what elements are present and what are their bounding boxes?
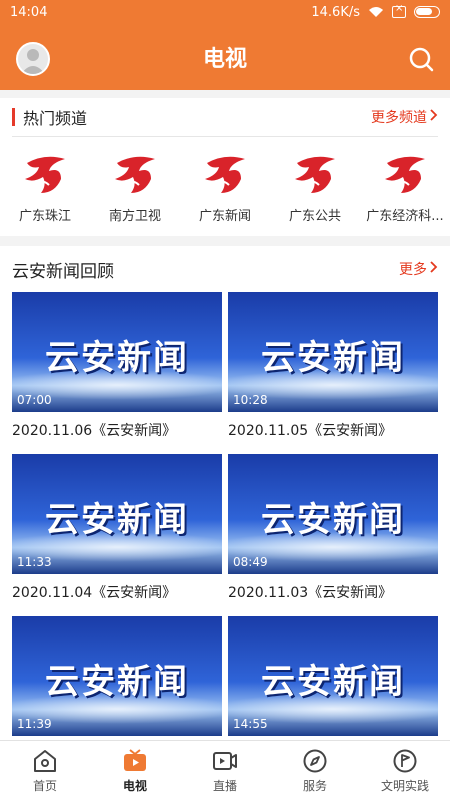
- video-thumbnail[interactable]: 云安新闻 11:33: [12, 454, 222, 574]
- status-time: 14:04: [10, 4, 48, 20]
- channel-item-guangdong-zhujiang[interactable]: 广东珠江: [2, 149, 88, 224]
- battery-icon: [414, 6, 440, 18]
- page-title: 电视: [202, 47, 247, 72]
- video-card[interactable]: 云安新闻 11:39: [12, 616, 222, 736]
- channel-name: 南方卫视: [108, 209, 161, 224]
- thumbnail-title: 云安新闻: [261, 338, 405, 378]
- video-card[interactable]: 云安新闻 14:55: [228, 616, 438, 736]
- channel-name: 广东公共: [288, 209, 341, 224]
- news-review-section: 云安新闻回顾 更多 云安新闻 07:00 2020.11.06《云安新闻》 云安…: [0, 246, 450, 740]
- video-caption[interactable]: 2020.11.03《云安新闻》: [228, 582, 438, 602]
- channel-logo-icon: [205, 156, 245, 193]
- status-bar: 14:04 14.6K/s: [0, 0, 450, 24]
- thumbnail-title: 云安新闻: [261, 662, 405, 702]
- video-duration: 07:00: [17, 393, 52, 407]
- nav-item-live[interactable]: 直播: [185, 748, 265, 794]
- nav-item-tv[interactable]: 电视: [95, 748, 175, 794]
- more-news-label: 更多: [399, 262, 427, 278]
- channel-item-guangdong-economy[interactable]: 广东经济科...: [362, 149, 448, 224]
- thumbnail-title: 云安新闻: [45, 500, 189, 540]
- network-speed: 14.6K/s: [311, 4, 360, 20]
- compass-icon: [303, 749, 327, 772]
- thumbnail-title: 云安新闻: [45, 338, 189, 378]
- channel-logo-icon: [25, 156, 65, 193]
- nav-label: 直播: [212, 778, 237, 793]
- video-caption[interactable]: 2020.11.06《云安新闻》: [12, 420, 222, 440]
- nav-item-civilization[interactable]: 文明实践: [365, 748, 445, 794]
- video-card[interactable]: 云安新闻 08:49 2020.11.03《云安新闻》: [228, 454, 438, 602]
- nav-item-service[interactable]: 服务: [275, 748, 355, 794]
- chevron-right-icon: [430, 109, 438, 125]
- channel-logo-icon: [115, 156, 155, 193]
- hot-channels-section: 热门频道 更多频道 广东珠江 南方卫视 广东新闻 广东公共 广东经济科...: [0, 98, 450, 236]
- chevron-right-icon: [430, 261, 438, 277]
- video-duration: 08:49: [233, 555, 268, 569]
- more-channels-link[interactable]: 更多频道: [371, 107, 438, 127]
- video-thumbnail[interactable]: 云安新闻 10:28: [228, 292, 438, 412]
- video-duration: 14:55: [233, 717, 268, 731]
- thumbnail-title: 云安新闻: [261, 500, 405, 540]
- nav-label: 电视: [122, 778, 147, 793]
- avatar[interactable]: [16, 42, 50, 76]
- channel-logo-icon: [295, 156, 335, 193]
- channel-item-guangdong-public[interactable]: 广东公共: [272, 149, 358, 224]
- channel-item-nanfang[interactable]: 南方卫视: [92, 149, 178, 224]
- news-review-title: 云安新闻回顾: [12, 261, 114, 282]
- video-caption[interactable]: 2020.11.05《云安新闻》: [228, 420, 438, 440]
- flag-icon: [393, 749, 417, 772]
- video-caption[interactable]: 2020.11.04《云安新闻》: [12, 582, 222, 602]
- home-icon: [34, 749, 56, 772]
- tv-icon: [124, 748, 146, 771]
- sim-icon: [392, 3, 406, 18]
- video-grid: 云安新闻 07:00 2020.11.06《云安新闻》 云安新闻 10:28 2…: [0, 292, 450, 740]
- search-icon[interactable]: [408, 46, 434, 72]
========================
### [Exercise brief]
Write out every line above as a numbered list, skipping blank lines and leaving out any pictures.

### [Task answer]
1. what elements are present and what are their bounding boxes?
2. - video-thumbnail[interactable]: 云安新闻 11:33: [12, 454, 222, 574]
3. - status-time: 14:04: [10, 4, 48, 20]
4. - channel-item-guangdong-zhujiang[interactable]: 广东珠江: [2, 149, 88, 224]
5. - battery-icon: [414, 6, 440, 18]
6. - page-title: 电视: [202, 47, 247, 72]
7. - video-card[interactable]: 云安新闻 11:39: [12, 616, 222, 736]
8. - channel-name: 南方卫视: [108, 209, 161, 224]
9. - thumbnail-title: 云安新闻: [261, 338, 405, 378]
10. - video-card[interactable]: 云安新闻 14:55: [228, 616, 438, 736]
11. - channel-name: 广东公共: [288, 209, 341, 224]
12. - news-review-section: 云安新闻回顾 更多 云安新闻 07:00 2020.11.06《云安新闻》 云安…: [0, 246, 450, 740]
13. - video-caption[interactable]: 2020.11.03《云安新闻》: [228, 582, 438, 602]
14. - channel-logo-icon: [205, 156, 245, 193]
15. - status-bar: 14:04 14.6K/s: [0, 0, 450, 24]
16. - thumbnail-title: 云安新闻: [261, 662, 405, 702]
17. - video-duration: 07:00: [17, 393, 52, 407]
18. - nav-item-live[interactable]: 直播: [185, 748, 265, 794]
19. - nav-item-tv[interactable]: 电视: [95, 748, 175, 794]
20. - more-news-label: 更多: [399, 262, 427, 278]
21. - channel-item-guangdong-economy[interactable]: 广东经济科...: [362, 149, 448, 224]
22. - thumbnail-title: 云安新闻: [45, 500, 189, 540]
23. - network-speed: 14.6K/s: [311, 4, 360, 20]
24. - compass-icon: [303, 749, 327, 772]
25. - thumbnail-title: 云安新闻: [45, 338, 189, 378]
26. - channel-logo-icon: [25, 156, 65, 193]
27. - nav-label: 直播: [212, 778, 237, 793]
28. - video-caption[interactable]: 2020.11.06《云安新闻》: [12, 420, 222, 440]
29. - nav-item-civilization[interactable]: 文明实践: [365, 748, 445, 794]
30. - video-card[interactable]: 云安新闻 08:49 2020.11.03《云安新闻》: [228, 454, 438, 602]
31. - nav-item-service[interactable]: 服务: [275, 748, 355, 794]
32. - chevron-right-icon: [430, 109, 438, 125]
33. - channel-logo-icon: [115, 156, 155, 193]
34. - hot-channels-section: 热门频道 更多频道 广东珠江 南方卫视 广东新闻 广东公共 广东经济科...: [0, 98, 450, 236]
35. - chevron-right-icon: [430, 261, 438, 277]
36. - video-duration: 08:49: [233, 555, 268, 569]
37. - more-channels-link[interactable]: 更多频道: [371, 107, 438, 127]
38. - video-thumbnail[interactable]: 云安新闻 10:28: [228, 292, 438, 412]
39. - video-duration: 14:55: [233, 717, 268, 731]
40. - thumbnail-title: 云安新闻: [261, 500, 405, 540]
41. - nav-label: 电视: [122, 778, 147, 793]
42. - avatar[interactable]: [16, 42, 50, 76]
43. - channel-logo-icon: [295, 156, 335, 193]
44. - channel-item-guangdong-public[interactable]: 广东公共: [272, 149, 358, 224]
45. - channel-item-nanfang[interactable]: 南方卫视: [92, 149, 178, 224]
46. - news-review-title: 云安新闻回顾: [12, 261, 114, 282]
47. - video-caption[interactable]: 2020.11.05《云安新闻》: [228, 420, 438, 440]
48. - flag-icon: [393, 749, 417, 772]
49. - video-caption[interactable]: 2020.11.04《云安新闻》: [12, 582, 222, 602]
50. - home-icon: [34, 749, 56, 772]
51. - tv-icon: [124, 748, 146, 771]
52. - sim-icon: [392, 3, 406, 18]
53. - video-grid: 云安新闻 07:00 2020.11.06《云安新闻》 云安新闻 10:28 2…: [0, 292, 450, 740]
54. - search-icon[interactable]: [408, 46, 434, 72]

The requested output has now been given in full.